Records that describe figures
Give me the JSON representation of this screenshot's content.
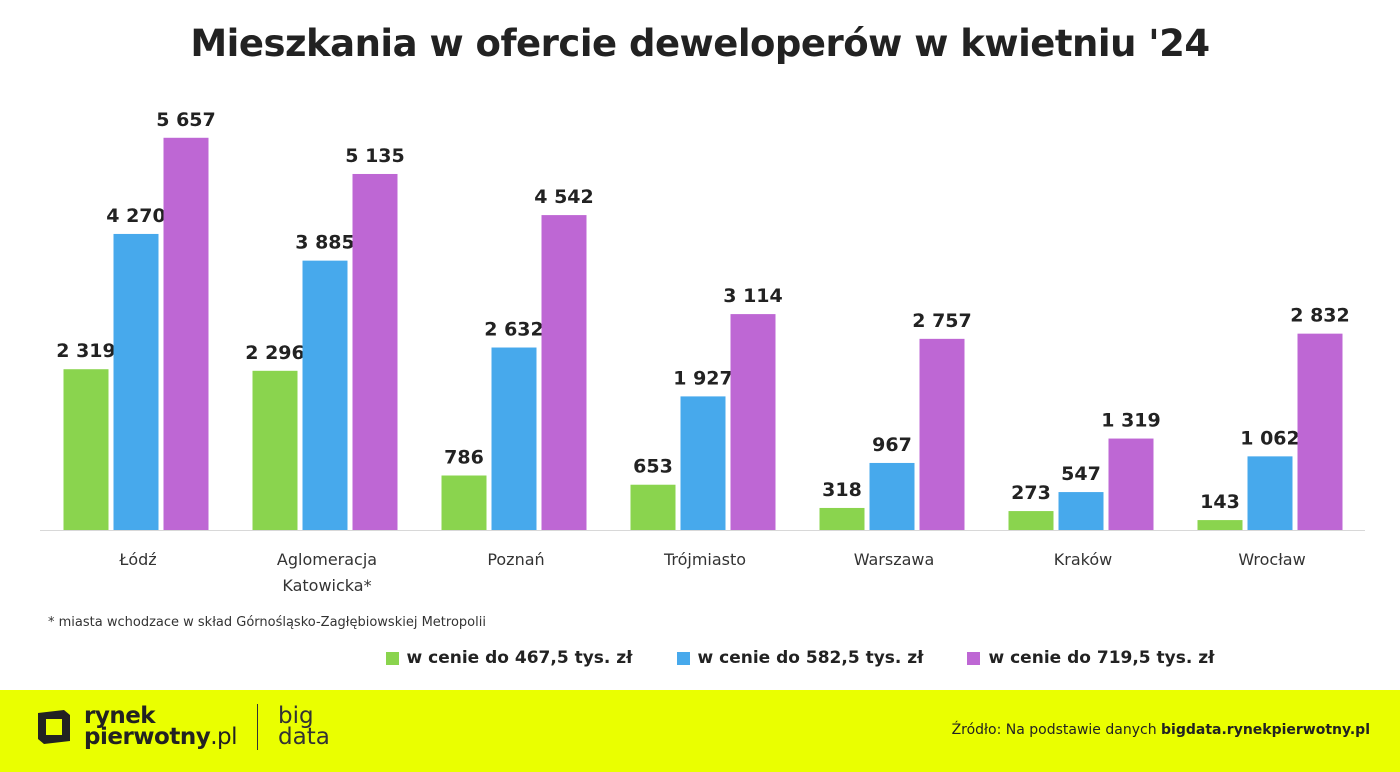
{
  "chart_data": {
    "type": "bar",
    "title": "Mieszkania w ofercie deweloperów w kwietniu '24",
    "categories": [
      [
        "Łódź"
      ],
      [
        "Aglomeracja",
        "Katowicka*"
      ],
      [
        "Poznań"
      ],
      [
        "Trójmiasto"
      ],
      [
        "Warszawa"
      ],
      [
        "Kraków"
      ],
      [
        "Wrocław"
      ]
    ],
    "series": [
      {
        "name": "w cenie do 467,5 tys. zł",
        "color": "#8ad44e",
        "values": [
          2319,
          2296,
          786,
          653,
          318,
          273,
          143
        ],
        "labels": [
          "2 319",
          "2 296",
          "786",
          "653",
          "318",
          "273",
          "143"
        ]
      },
      {
        "name": "w cenie do 582,5 tys. zł",
        "color": "#47a9ec",
        "values": [
          4270,
          3885,
          2632,
          1927,
          967,
          547,
          1062
        ],
        "labels": [
          "4 270",
          "3 885",
          "2 632",
          "1 927",
          "967",
          "547",
          "1 062"
        ]
      },
      {
        "name": "w cenie do 719,5 tys. zł",
        "color": "#be67d4",
        "values": [
          5657,
          5135,
          4542,
          3114,
          2757,
          1319,
          2832
        ],
        "labels": [
          "5 657",
          "5 135",
          "4 542",
          "3 114",
          "2 757",
          "1 319",
          "2 832"
        ]
      }
    ],
    "xlabel": "",
    "ylabel": "",
    "ylim": [
      0,
      6000
    ],
    "grid": false,
    "legend": "bottom"
  },
  "footnote": "* miasta wchodzace w skład Górnośląsko-Zagłębiowskiej Metropolii",
  "footer": {
    "brand_line1": "rynek",
    "brand_line2": "pierwotny",
    "brand_suffix": ".pl",
    "sub_line1": "big",
    "sub_line2": "data",
    "source_prefix": "Źródło: Na podstawie danych ",
    "source_bold": "bigdata.rynekpierwotny.pl",
    "background": "#eaff00"
  }
}
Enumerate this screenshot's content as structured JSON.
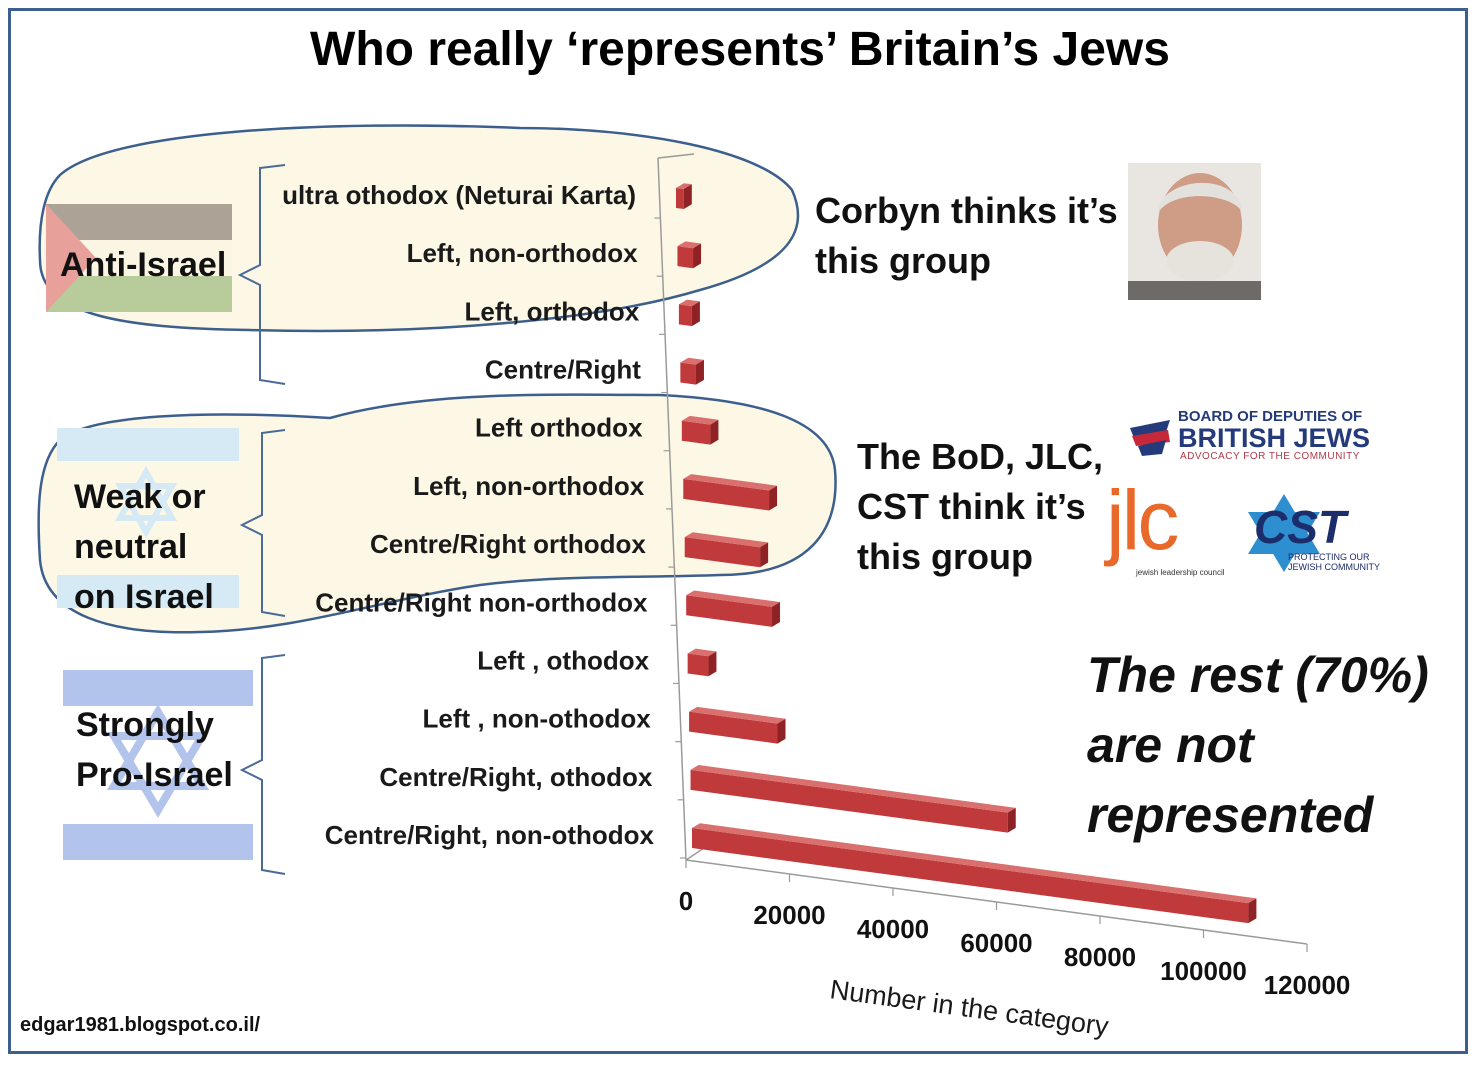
{
  "title": "Who really ‘represents’ Britain’s Jews",
  "footer": "edgar1981.blogspot.co.il/",
  "groups": {
    "anti": "Anti-Israel",
    "weak_l1": "Weak or",
    "weak_l2": "neutral",
    "weak_l3": "on Israel",
    "strong_l1": "Strongly",
    "strong_l2": "Pro-Israel"
  },
  "annotations": {
    "corbyn_l1": "Corbyn thinks it’s",
    "corbyn_l2": "this group",
    "bod_l1": "The BoD, JLC,",
    "bod_l2": "CST  think  it’s",
    "bod_l3": "this group",
    "rest_l1": "The rest (70%)",
    "rest_l2": "are not",
    "rest_l3": "represented"
  },
  "logos": {
    "bod_line1": "BOARD OF DEPUTIES OF",
    "bod_line2": "BRITISH JEWS",
    "bod_line3": "ADVOCACY FOR THE COMMUNITY",
    "jlc": "jlc",
    "jlc_sub": "jewish leadership council",
    "cst": "CST",
    "cst_sub1": "PROTECTING OUR",
    "cst_sub2": "JEWISH COMMUNITY"
  },
  "colors": {
    "bar_front": "#c0393b",
    "bar_top": "#d9706e",
    "bar_side": "#8e2224",
    "bubble_fill": "#fdf8e6",
    "bubble_stroke": "#3d5f8e",
    "brace": "#4a6a9a"
  },
  "chart_data": {
    "type": "bar",
    "orientation": "horizontal",
    "title": "",
    "xlabel": "Number in the category",
    "ylabel": "",
    "xlim": [
      0,
      120000
    ],
    "xticks": [
      "0",
      "20000",
      "40000",
      "60000",
      "80000",
      "100000",
      "120000"
    ],
    "grid": false,
    "categories": [
      "ultra othodox (Neturai Karta)",
      "Left, non-orthodox",
      "Left, orthodox",
      "Centre/Right",
      "Left orthodox",
      "Left, non-orthodox",
      "Centre/Right orthodox",
      "Centre/Right non-orthodox",
      "Left , othodox",
      "Left , non-othodox",
      "Centre/Right, othodox",
      "Centre/Right, non-othodox"
    ],
    "values": [
      1500,
      3000,
      2500,
      3000,
      5500,
      16500,
      14500,
      16500,
      4000,
      17000,
      61000,
      107000
    ]
  }
}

-- Objective --
Check each line in the listing above for the string "JSON", then report how many lines contain it, with no other text.

-- Solution to this problem --
2